**THE TASK:** Turn every line of the material below into a JSON list of strings, with one string per line and no blank lines.
((
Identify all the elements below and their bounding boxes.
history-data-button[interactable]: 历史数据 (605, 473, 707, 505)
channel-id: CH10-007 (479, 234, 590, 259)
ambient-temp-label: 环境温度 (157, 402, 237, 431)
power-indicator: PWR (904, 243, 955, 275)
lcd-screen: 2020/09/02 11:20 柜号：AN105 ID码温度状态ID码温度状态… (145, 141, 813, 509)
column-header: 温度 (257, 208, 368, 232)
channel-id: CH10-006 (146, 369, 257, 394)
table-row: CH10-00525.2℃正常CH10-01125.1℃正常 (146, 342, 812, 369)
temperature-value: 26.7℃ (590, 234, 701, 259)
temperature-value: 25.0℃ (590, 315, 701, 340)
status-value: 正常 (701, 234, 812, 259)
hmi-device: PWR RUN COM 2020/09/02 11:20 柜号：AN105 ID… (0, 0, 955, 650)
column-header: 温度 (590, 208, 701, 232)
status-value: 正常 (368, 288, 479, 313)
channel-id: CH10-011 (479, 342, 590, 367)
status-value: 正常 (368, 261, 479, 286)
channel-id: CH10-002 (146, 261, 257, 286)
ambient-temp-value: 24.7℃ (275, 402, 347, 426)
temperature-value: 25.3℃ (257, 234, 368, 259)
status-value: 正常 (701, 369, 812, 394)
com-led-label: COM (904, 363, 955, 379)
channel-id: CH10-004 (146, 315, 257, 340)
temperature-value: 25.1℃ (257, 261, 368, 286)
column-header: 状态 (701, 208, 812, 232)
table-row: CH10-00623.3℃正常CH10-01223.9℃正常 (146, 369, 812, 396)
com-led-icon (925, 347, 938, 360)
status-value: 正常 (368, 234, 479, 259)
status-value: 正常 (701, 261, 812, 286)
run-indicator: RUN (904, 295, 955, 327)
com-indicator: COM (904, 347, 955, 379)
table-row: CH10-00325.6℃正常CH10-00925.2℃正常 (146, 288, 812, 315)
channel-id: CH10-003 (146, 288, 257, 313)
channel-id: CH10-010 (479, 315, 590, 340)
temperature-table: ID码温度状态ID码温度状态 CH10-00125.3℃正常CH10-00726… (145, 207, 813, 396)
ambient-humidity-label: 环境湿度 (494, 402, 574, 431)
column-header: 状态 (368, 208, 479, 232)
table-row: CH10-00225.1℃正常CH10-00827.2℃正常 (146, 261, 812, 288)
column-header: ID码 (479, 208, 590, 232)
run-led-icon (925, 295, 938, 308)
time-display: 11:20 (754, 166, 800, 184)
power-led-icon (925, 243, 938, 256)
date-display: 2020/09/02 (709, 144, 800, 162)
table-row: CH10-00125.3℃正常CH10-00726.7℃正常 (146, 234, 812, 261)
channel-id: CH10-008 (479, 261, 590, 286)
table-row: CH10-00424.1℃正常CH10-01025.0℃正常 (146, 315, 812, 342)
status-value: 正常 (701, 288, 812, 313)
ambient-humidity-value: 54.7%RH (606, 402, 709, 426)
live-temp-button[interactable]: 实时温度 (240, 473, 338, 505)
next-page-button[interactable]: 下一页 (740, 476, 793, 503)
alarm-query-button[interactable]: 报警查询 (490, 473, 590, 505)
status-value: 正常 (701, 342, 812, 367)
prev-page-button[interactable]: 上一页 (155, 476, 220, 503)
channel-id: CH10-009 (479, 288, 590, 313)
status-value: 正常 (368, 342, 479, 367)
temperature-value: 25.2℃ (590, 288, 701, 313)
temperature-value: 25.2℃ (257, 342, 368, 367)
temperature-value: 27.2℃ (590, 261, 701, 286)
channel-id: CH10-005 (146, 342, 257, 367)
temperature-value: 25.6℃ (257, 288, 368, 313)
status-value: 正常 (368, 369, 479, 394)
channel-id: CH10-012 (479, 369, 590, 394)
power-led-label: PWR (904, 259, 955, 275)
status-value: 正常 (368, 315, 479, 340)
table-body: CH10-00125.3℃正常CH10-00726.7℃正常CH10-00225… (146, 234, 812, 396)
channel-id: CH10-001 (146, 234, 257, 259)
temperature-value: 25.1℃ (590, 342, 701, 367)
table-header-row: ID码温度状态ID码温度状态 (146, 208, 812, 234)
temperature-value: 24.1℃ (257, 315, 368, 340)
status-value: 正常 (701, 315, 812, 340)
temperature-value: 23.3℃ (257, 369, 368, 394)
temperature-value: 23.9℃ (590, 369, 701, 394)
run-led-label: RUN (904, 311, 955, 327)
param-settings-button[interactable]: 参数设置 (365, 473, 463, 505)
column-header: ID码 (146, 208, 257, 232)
))
**EXPECTED ANSWER:**
[
  "Identify all the elements below and their bounding boxes.",
  "history-data-button[interactable]: 历史数据 (605, 473, 707, 505)",
  "channel-id: CH10-007 (479, 234, 590, 259)",
  "ambient-temp-label: 环境温度 (157, 402, 237, 431)",
  "power-indicator: PWR (904, 243, 955, 275)",
  "lcd-screen: 2020/09/02 11:20 柜号：AN105 ID码温度状态ID码温度状态… (145, 141, 813, 509)",
  "column-header: 温度 (257, 208, 368, 232)",
  "channel-id: CH10-006 (146, 369, 257, 394)",
  "table-row: CH10-00525.2℃正常CH10-01125.1℃正常 (146, 342, 812, 369)",
  "temperature-value: 26.7℃ (590, 234, 701, 259)",
  "temperature-value: 25.0℃ (590, 315, 701, 340)",
  "status-value: 正常 (701, 234, 812, 259)",
  "hmi-device: PWR RUN COM 2020/09/02 11:20 柜号：AN105 ID… (0, 0, 955, 650)",
  "column-header: 温度 (590, 208, 701, 232)",
  "status-value: 正常 (368, 288, 479, 313)",
  "channel-id: CH10-011 (479, 342, 590, 367)",
  "status-value: 正常 (368, 261, 479, 286)",
  "channel-id: CH10-002 (146, 261, 257, 286)",
  "ambient-temp-value: 24.7℃ (275, 402, 347, 426)",
  "temperature-value: 25.3℃ (257, 234, 368, 259)",
  "status-value: 正常 (701, 369, 812, 394)",
  "com-led-label: COM (904, 363, 955, 379)",
  "channel-id: CH10-004 (146, 315, 257, 340)",
  "temperature-value: 25.1℃ (257, 261, 368, 286)",
  "column-header: 状态 (701, 208, 812, 232)",
  "table-row: CH10-00623.3℃正常CH10-01223.9℃正常 (146, 369, 812, 396)",
  "com-led-icon (925, 347, 938, 360)",
  "status-value: 正常 (368, 234, 479, 259)",
  "status-value: 正常 (701, 261, 812, 286)",
  "run-indicator: RUN (904, 295, 955, 327)",
  "com-indicator: COM (904, 347, 955, 379)",
  "table-row: CH10-00325.6℃正常CH10-00925.2℃正常 (146, 288, 812, 315)",
  "channel-id: CH10-003 (146, 288, 257, 313)",
  "channel-id: CH10-010 (479, 315, 590, 340)",
  "temperature-table: ID码温度状态ID码温度状态 CH10-00125.3℃正常CH10-00726… (145, 207, 813, 396)",
  "ambient-humidity-label: 环境湿度 (494, 402, 574, 431)",
  "column-header: 状态 (368, 208, 479, 232)",
  "table-row: CH10-00225.1℃正常CH10-00827.2℃正常 (146, 261, 812, 288)",
  "column-header: ID码 (479, 208, 590, 232)",
  "run-led-icon (925, 295, 938, 308)",
  "time-display: 11:20 (754, 166, 800, 184)",
  "power-led-icon (925, 243, 938, 256)",
  "date-display: 2020/09/02 (709, 144, 800, 162)",
  "table-row: CH10-00125.3℃正常CH10-00726.7℃正常 (146, 234, 812, 261)",
  "channel-id: CH10-008 (479, 261, 590, 286)",
  "table-row: CH10-00424.1℃正常CH10-01025.0℃正常 (146, 315, 812, 342)",
  "status-value: 正常 (701, 288, 812, 313)",
  "ambient-humidity-value: 54.7%RH (606, 402, 709, 426)",
  "live-temp-button[interactable]: 实时温度 (240, 473, 338, 505)",
  "next-page-button[interactable]: 下一页 (740, 476, 793, 503)",
  "alarm-query-button[interactable]: 报警查询 (490, 473, 590, 505)",
  "status-value: 正常 (701, 342, 812, 367)",
  "prev-page-button[interactable]: 上一页 (155, 476, 220, 503)",
  "channel-id: CH10-009 (479, 288, 590, 313)",
  "status-value: 正常 (368, 342, 479, 367)",
  "temperature-value: 25.2℃ (590, 288, 701, 313)",
  "temperature-value: 25.2℃ (257, 342, 368, 367)",
  "temperature-value: 27.2℃ (590, 261, 701, 286)",
  "channel-id: CH10-005 (146, 342, 257, 367)",
  "temperature-value: 25.6℃ (257, 288, 368, 313)",
  "status-value: 正常 (368, 369, 479, 394)",
  "channel-id: CH10-012 (479, 369, 590, 394)",
  "power-led-label: PWR (904, 259, 955, 275)",
  "status-value: 正常 (368, 315, 479, 340)",
  "table-body: CH10-00125.3℃正常CH10-00726.7℃正常CH10-00225… (146, 234, 812, 396)",
  "channel-id: CH10-001 (146, 234, 257, 259)",
  "temperature-value: 25.1℃ (590, 342, 701, 367)",
  "table-header-row: ID码温度状态ID码温度状态 (146, 208, 812, 234)",
  "temperature-value: 24.1℃ (257, 315, 368, 340)",
  "status-value: 正常 (701, 315, 812, 340)",
  "temperature-value: 23.3℃ (257, 369, 368, 394)",
  "temperature-value: 23.9℃ (590, 369, 701, 394)",
  "run-led-label: RUN (904, 311, 955, 327)",
  "param-settings-button[interactable]: 参数设置 (365, 473, 463, 505)",
  "column-header: ID码 (146, 208, 257, 232)"
]